(Recorded data)

»»

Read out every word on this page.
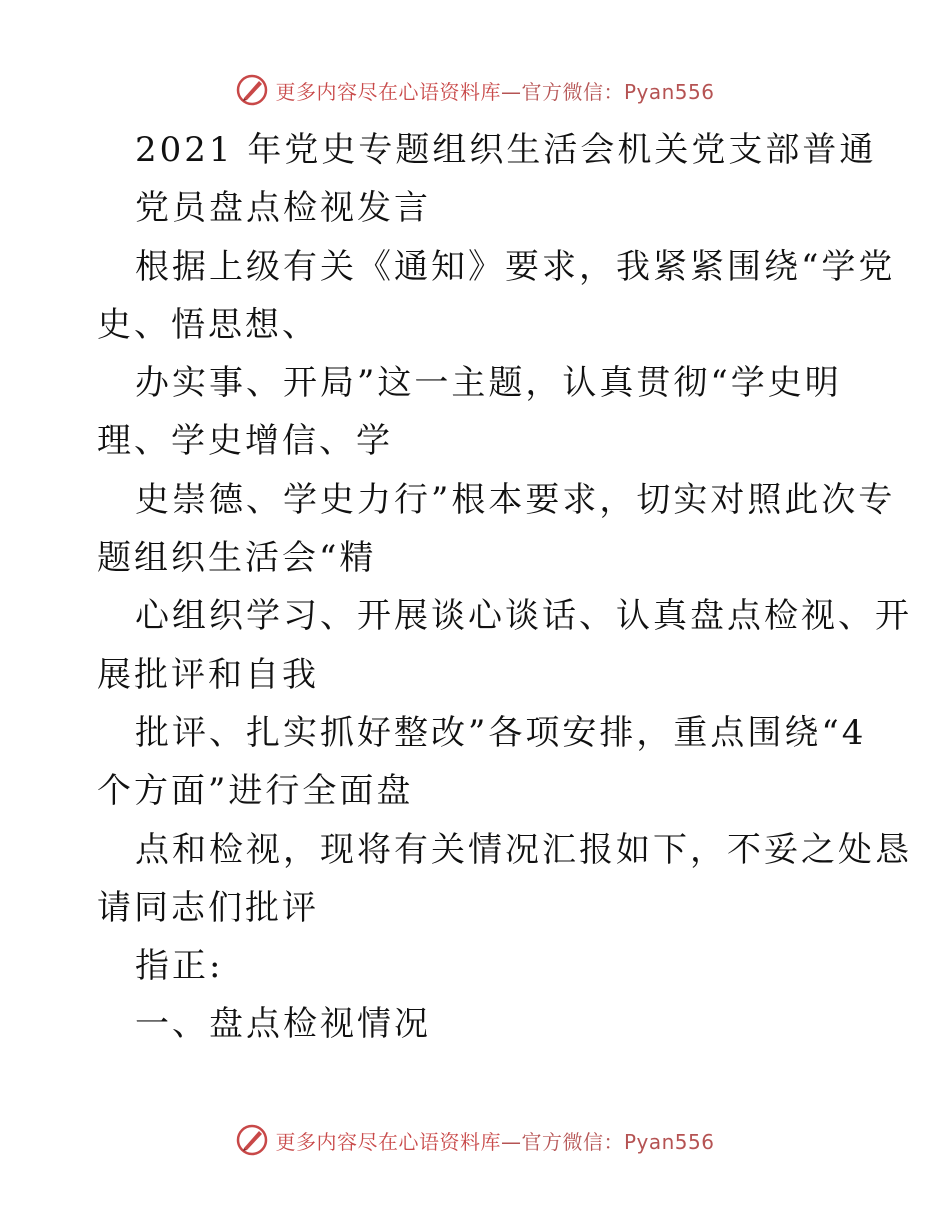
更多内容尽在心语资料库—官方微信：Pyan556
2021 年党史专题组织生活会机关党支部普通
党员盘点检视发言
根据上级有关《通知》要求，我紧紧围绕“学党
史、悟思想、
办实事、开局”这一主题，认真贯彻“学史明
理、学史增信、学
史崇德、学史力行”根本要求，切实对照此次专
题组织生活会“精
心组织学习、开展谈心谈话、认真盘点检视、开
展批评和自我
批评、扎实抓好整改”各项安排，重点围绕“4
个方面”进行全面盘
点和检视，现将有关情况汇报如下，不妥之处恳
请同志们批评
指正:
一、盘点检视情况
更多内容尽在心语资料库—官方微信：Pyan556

««

Requirement :: Each entry above should be reproduced exactly, with the pictures removed.

Response to this task ::
Read out every word on this page.
更多内容尽在心语资料库—官方微信：Pyan556
2021 年党史专题组织生活会机关党支部普通
党员盘点检视发言
根据上级有关《通知》要求，我紧紧围绕“学党
史、悟思想、
办实事、开局”这一主题，认真贯彻“学史明
理、学史增信、学
史崇德、学史力行”根本要求，切实对照此次专
题组织生活会“精
心组织学习、开展谈心谈话、认真盘点检视、开
展批评和自我
批评、扎实抓好整改”各项安排，重点围绕“4
个方面”进行全面盘
点和检视，现将有关情况汇报如下，不妥之处恳
请同志们批评
指正:
一、盘点检视情况
更多内容尽在心语资料库—官方微信：Pyan556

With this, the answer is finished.